## DIRECTION
Without including any images, repeat the data exactly.

[begin EXERCISE DATA]

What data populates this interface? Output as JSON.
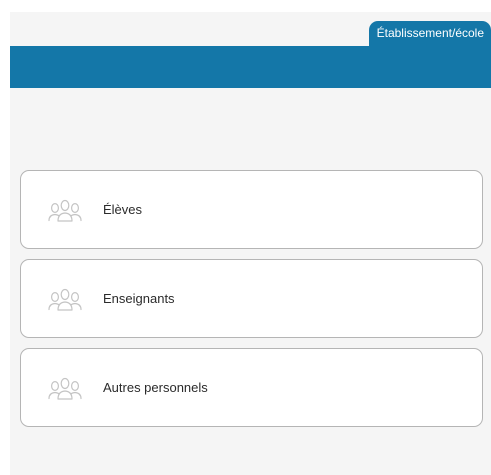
{
  "tabs": [
    {
      "label": "Établissement/école",
      "active": true
    }
  ],
  "categories": [
    {
      "label": "Élèves",
      "icon": "users-group-icon"
    },
    {
      "label": "Enseignants",
      "icon": "users-group-icon"
    },
    {
      "label": "Autres personnels",
      "icon": "users-group-icon"
    }
  ],
  "colors": {
    "accent": "#1477a8",
    "panel_background": "#f5f5f5",
    "card_border": "#b5b5b5",
    "icon": "#c4c4c4"
  }
}
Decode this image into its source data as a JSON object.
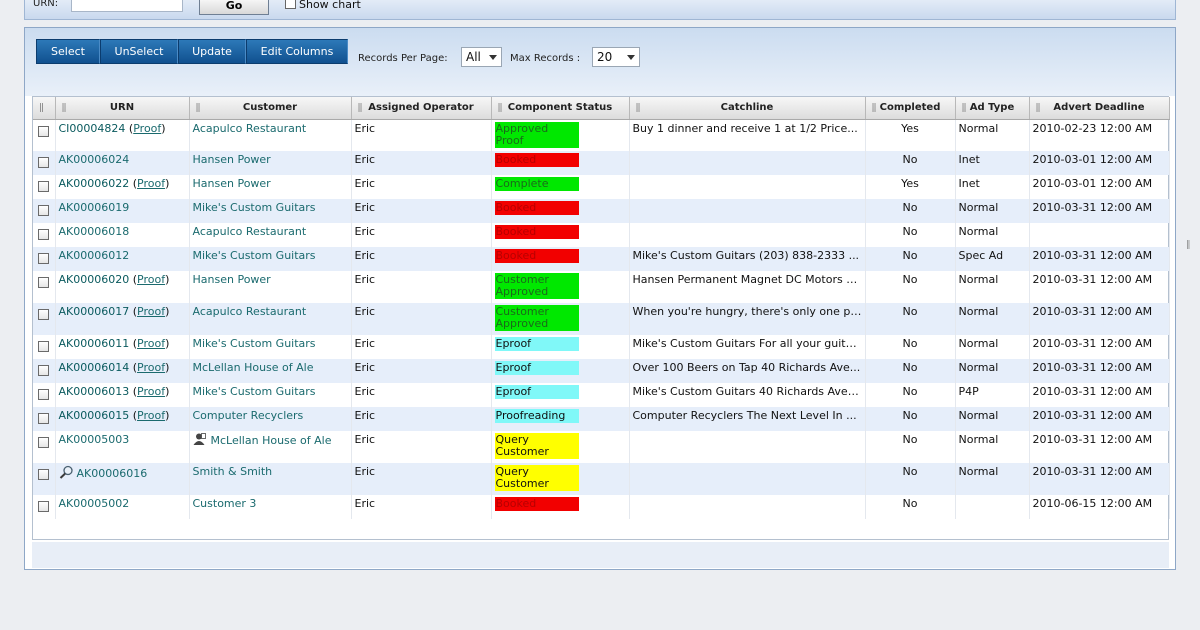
{
  "search": {
    "urn_label": "URN:",
    "urn_value": "",
    "go_label": "Go",
    "show_chart_label": "Show chart"
  },
  "toolbar": {
    "select_label": "Select",
    "unselect_label": "UnSelect",
    "update_label": "Update",
    "edit_columns_label": "Edit Columns",
    "records_per_page_label": "Records Per Page:",
    "records_per_page_value": "All",
    "max_records_label": "Max Records :",
    "max_records_value": "20"
  },
  "colors": {
    "approved": "#00e800",
    "booked": "#f20000",
    "complete": "#00e800",
    "eproof": "#80f8f8",
    "proofreading": "#80f8f8",
    "query": "#ffff00"
  },
  "columns": [
    "URN",
    "Customer",
    "Assigned Operator",
    "Component Status",
    "Catchline",
    "Completed",
    "Ad Type",
    "Advert Deadline"
  ],
  "rows": [
    {
      "urn": "CI00004824",
      "proof": "Proof",
      "customer": "Acapulco Restaurant",
      "operator": "Eric",
      "status": "Approved Proof",
      "status_color": "#00e800",
      "status_text_color": "#1a6a1a",
      "catchline": "Buy 1 dinner and receive 1 at 1/2 Price...",
      "completed": "Yes",
      "ad_type": "Normal",
      "deadline": "2010-02-23 12:00 AM",
      "icon": ""
    },
    {
      "urn": "AK00006024",
      "proof": "",
      "customer": "Hansen Power",
      "operator": "Eric",
      "status": "Booked",
      "status_color": "#f20000",
      "status_text_color": "#b80000",
      "catchline": "",
      "completed": "No",
      "ad_type": "Inet",
      "deadline": "2010-03-01 12:00 AM",
      "icon": ""
    },
    {
      "urn": "AK00006022",
      "proof": "Proof",
      "customer": "Hansen Power",
      "operator": "Eric",
      "status": "Complete",
      "status_color": "#00e800",
      "status_text_color": "#1a6a1a",
      "catchline": "",
      "completed": "Yes",
      "ad_type": "Inet",
      "deadline": "2010-03-01 12:00 AM",
      "icon": ""
    },
    {
      "urn": "AK00006019",
      "proof": "",
      "customer": "Mike's Custom Guitars",
      "operator": "Eric",
      "status": "Booked",
      "status_color": "#f20000",
      "status_text_color": "#b80000",
      "catchline": "",
      "completed": "No",
      "ad_type": "Normal",
      "deadline": "2010-03-31 12:00 AM",
      "icon": ""
    },
    {
      "urn": "AK00006018",
      "proof": "",
      "customer": "Acapulco Restaurant",
      "operator": "Eric",
      "status": "Booked",
      "status_color": "#f20000",
      "status_text_color": "#b80000",
      "catchline": "",
      "completed": "No",
      "ad_type": "Normal",
      "deadline": "",
      "icon": ""
    },
    {
      "urn": "AK00006012",
      "proof": "",
      "customer": "Mike's Custom Guitars",
      "operator": "Eric",
      "status": "Booked",
      "status_color": "#f20000",
      "status_text_color": "#b80000",
      "catchline": "Mike's Custom Guitars (203) 838-2333 ...",
      "completed": "No",
      "ad_type": "Spec Ad",
      "deadline": "2010-03-31 12:00 AM",
      "icon": ""
    },
    {
      "urn": "AK00006020",
      "proof": "Proof",
      "customer": "Hansen Power",
      "operator": "Eric",
      "status": "Customer Approved",
      "status_color": "#00e800",
      "status_text_color": "#1a6a1a",
      "catchline": "Hansen Permanent Magnet DC Motors h...",
      "completed": "No",
      "ad_type": "Normal",
      "deadline": "2010-03-31 12:00 AM",
      "icon": ""
    },
    {
      "urn": "AK00006017",
      "proof": "Proof",
      "customer": "Acapulco Restaurant",
      "operator": "Eric",
      "status": "Customer Approved",
      "status_color": "#00e800",
      "status_text_color": "#1a6a1a",
      "catchline": "When you're hungry, there's only one pl...",
      "completed": "No",
      "ad_type": "Normal",
      "deadline": "2010-03-31 12:00 AM",
      "icon": ""
    },
    {
      "urn": "AK00006011",
      "proof": "Proof",
      "customer": "Mike's Custom Guitars",
      "operator": "Eric",
      "status": "Eproof",
      "status_color": "#80f8f8",
      "status_text_color": "#111111",
      "catchline": "Mike's Custom Guitars For all your guita...",
      "completed": "No",
      "ad_type": "Normal",
      "deadline": "2010-03-31 12:00 AM",
      "icon": ""
    },
    {
      "urn": "AK00006014",
      "proof": "Proof",
      "customer": "McLellan House of Ale",
      "operator": "Eric",
      "status": "Eproof",
      "status_color": "#80f8f8",
      "status_text_color": "#111111",
      "catchline": "Over 100 Beers on Tap 40 Richards Ave...",
      "completed": "No",
      "ad_type": "Normal",
      "deadline": "2010-03-31 12:00 AM",
      "icon": ""
    },
    {
      "urn": "AK00006013",
      "proof": "Proof",
      "customer": "Mike's Custom Guitars",
      "operator": "Eric",
      "status": "Eproof",
      "status_color": "#80f8f8",
      "status_text_color": "#111111",
      "catchline": "Mike's Custom Guitars 40 Richards Ave ...",
      "completed": "No",
      "ad_type": "P4P",
      "deadline": "2010-03-31 12:00 AM",
      "icon": ""
    },
    {
      "urn": "AK00006015",
      "proof": "Proof",
      "customer": "Computer Recyclers",
      "operator": "Eric",
      "status": "Proofreading",
      "status_color": "#80f8f8",
      "status_text_color": "#111111",
      "catchline": "Computer Recyclers The Next Level In ...",
      "completed": "No",
      "ad_type": "Normal",
      "deadline": "2010-03-31 12:00 AM",
      "icon": ""
    },
    {
      "urn": "AK00005003",
      "proof": "",
      "customer": "McLellan House of Ale",
      "operator": "Eric",
      "status": "Query Customer",
      "status_color": "#ffff00",
      "status_text_color": "#111111",
      "catchline": "",
      "completed": "No",
      "ad_type": "Normal",
      "deadline": "2010-03-31 12:00 AM",
      "icon": "person"
    },
    {
      "urn": "AK00006016",
      "proof": "",
      "customer": "Smith & Smith",
      "operator": "Eric",
      "status": "Query Customer",
      "status_color": "#ffff00",
      "status_text_color": "#111111",
      "catchline": "",
      "completed": "No",
      "ad_type": "Normal",
      "deadline": "2010-03-31 12:00 AM",
      "icon": "magnifier"
    },
    {
      "urn": "AK00005002",
      "proof": "",
      "customer": "Customer 3",
      "operator": "Eric",
      "status": "Booked",
      "status_color": "#f20000",
      "status_text_color": "#b80000",
      "catchline": "",
      "completed": "No",
      "ad_type": "",
      "deadline": "2010-06-15 12:00 AM",
      "icon": ""
    }
  ]
}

[end EXERCISE DATA]

## ANSWER
What data populates this interface? Output as JSON.
{
  "tabs": [
    {
      "label": "Établissement/école",
      "active": true
    }
  ],
  "categories": [
    {
      "label": "Élèves",
      "icon": "users-group-icon"
    },
    {
      "label": "Enseignants",
      "icon": "users-group-icon"
    },
    {
      "label": "Autres personnels",
      "icon": "users-group-icon"
    }
  ],
  "colors": {
    "accent": "#1477a8",
    "panel_background": "#f5f5f5",
    "card_border": "#b5b5b5",
    "icon": "#c4c4c4"
  }
}
Decode this image into its source data as a JSON object.
{
  "search": {
    "urn_label": "URN:",
    "urn_value": "",
    "go_label": "Go",
    "show_chart_label": "Show chart"
  },
  "toolbar": {
    "select_label": "Select",
    "unselect_label": "UnSelect",
    "update_label": "Update",
    "edit_columns_label": "Edit Columns",
    "records_per_page_label": "Records Per Page:",
    "records_per_page_value": "All",
    "max_records_label": "Max Records :",
    "max_records_value": "20"
  },
  "colors": {
    "approved": "#00e800",
    "booked": "#f20000",
    "complete": "#00e800",
    "eproof": "#80f8f8",
    "proofreading": "#80f8f8",
    "query": "#ffff00"
  },
  "columns": [
    "URN",
    "Customer",
    "Assigned Operator",
    "Component Status",
    "Catchline",
    "Completed",
    "Ad Type",
    "Advert Deadline"
  ],
  "rows": [
    {
      "urn": "CI00004824",
      "proof": "Proof",
      "customer": "Acapulco Restaurant",
      "operator": "Eric",
      "status": "Approved Proof",
      "status_color": "#00e800",
      "status_text_color": "#1a6a1a",
      "catchline": "Buy 1 dinner and receive 1 at 1/2 Price...",
      "completed": "Yes",
      "ad_type": "Normal",
      "deadline": "2010-02-23 12:00 AM",
      "icon": ""
    },
    {
      "urn": "AK00006024",
      "proof": "",
      "customer": "Hansen Power",
      "operator": "Eric",
      "status": "Booked",
      "status_color": "#f20000",
      "status_text_color": "#b80000",
      "catchline": "",
      "completed": "No",
      "ad_type": "Inet",
      "deadline": "2010-03-01 12:00 AM",
      "icon": ""
    },
    {
      "urn": "AK00006022",
      "proof": "Proof",
      "customer": "Hansen Power",
      "operator": "Eric",
      "status": "Complete",
      "status_color": "#00e800",
      "status_text_color": "#1a6a1a",
      "catchline": "",
      "completed": "Yes",
      "ad_type": "Inet",
      "deadline": "2010-03-01 12:00 AM",
      "icon": ""
    },
    {
      "urn": "AK00006019",
      "proof": "",
      "customer": "Mike's Custom Guitars",
      "operator": "Eric",
      "status": "Booked",
      "status_color": "#f20000",
      "status_text_color": "#b80000",
      "catchline": "",
      "completed": "No",
      "ad_type": "Normal",
      "deadline": "2010-03-31 12:00 AM",
      "icon": ""
    },
    {
      "urn": "AK00006018",
      "proof": "",
      "customer": "Acapulco Restaurant",
      "operator": "Eric",
      "status": "Booked",
      "status_color": "#f20000",
      "status_text_color": "#b80000",
      "catchline": "",
      "completed": "No",
      "ad_type": "Normal",
      "deadline": "",
      "icon": ""
    },
    {
      "urn": "AK00006012",
      "proof": "",
      "customer": "Mike's Custom Guitars",
      "operator": "Eric",
      "status": "Booked",
      "status_color": "#f20000",
      "status_text_color": "#b80000",
      "catchline": "Mike's Custom Guitars (203) 838-2333 ...",
      "completed": "No",
      "ad_type": "Spec Ad",
      "deadline": "2010-03-31 12:00 AM",
      "icon": ""
    },
    {
      "urn": "AK00006020",
      "proof": "Proof",
      "customer": "Hansen Power",
      "operator": "Eric",
      "status": "Customer Approved",
      "status_color": "#00e800",
      "status_text_color": "#1a6a1a",
      "catchline": "Hansen Permanent Magnet DC Motors h...",
      "completed": "No",
      "ad_type": "Normal",
      "deadline": "2010-03-31 12:00 AM",
      "icon": ""
    },
    {
      "urn": "AK00006017",
      "proof": "Proof",
      "customer": "Acapulco Restaurant",
      "operator": "Eric",
      "status": "Customer Approved",
      "status_color": "#00e800",
      "status_text_color": "#1a6a1a",
      "catchline": "When you're hungry, there's only one pl...",
      "completed": "No",
      "ad_type": "Normal",
      "deadline": "2010-03-31 12:00 AM",
      "icon": ""
    },
    {
      "urn": "AK00006011",
      "proof": "Proof",
      "customer": "Mike's Custom Guitars",
      "operator": "Eric",
      "status": "Eproof",
      "status_color": "#80f8f8",
      "status_text_color": "#111111",
      "catchline": "Mike's Custom Guitars For all your guita...",
      "completed": "No",
      "ad_type": "Normal",
      "deadline": "2010-03-31 12:00 AM",
      "icon": ""
    },
    {
      "urn": "AK00006014",
      "proof": "Proof",
      "customer": "McLellan House of Ale",
      "operator": "Eric",
      "status": "Eproof",
      "status_color": "#80f8f8",
      "status_text_color": "#111111",
      "catchline": "Over 100 Beers on Tap 40 Richards Ave...",
      "completed": "No",
      "ad_type": "Normal",
      "deadline": "2010-03-31 12:00 AM",
      "icon": ""
    },
    {
      "urn": "AK00006013",
      "proof": "Proof",
      "customer": "Mike's Custom Guitars",
      "operator": "Eric",
      "status": "Eproof",
      "status_color": "#80f8f8",
      "status_text_color": "#111111",
      "catchline": "Mike's Custom Guitars 40 Richards Ave ...",
      "completed": "No",
      "ad_type": "P4P",
      "deadline": "2010-03-31 12:00 AM",
      "icon": ""
    },
    {
      "urn": "AK00006015",
      "proof": "Proof",
      "customer": "Computer Recyclers",
      "operator": "Eric",
      "status": "Proofreading",
      "status_color": "#80f8f8",
      "status_text_color": "#111111",
      "catchline": "Computer Recyclers The Next Level In ...",
      "completed": "No",
      "ad_type": "Normal",
      "deadline": "2010-03-31 12:00 AM",
      "icon": ""
    },
    {
      "urn": "AK00005003",
      "proof": "",
      "customer": "McLellan House of Ale",
      "operator": "Eric",
      "status": "Query Customer",
      "status_color": "#ffff00",
      "status_text_color": "#111111",
      "catchline": "",
      "completed": "No",
      "ad_type": "Normal",
      "deadline": "2010-03-31 12:00 AM",
      "icon": "person"
    },
    {
      "urn": "AK00006016",
      "proof": "",
      "customer": "Smith & Smith",
      "operator": "Eric",
      "status": "Query Customer",
      "status_color": "#ffff00",
      "status_text_color": "#111111",
      "catchline": "",
      "completed": "No",
      "ad_type": "Normal",
      "deadline": "2010-03-31 12:00 AM",
      "icon": "magnifier"
    },
    {
      "urn": "AK00005002",
      "proof": "",
      "customer": "Customer 3",
      "operator": "Eric",
      "status": "Booked",
      "status_color": "#f20000",
      "status_text_color": "#b80000",
      "catchline": "",
      "completed": "No",
      "ad_type": "",
      "deadline": "2010-06-15 12:00 AM",
      "icon": ""
    }
  ]
}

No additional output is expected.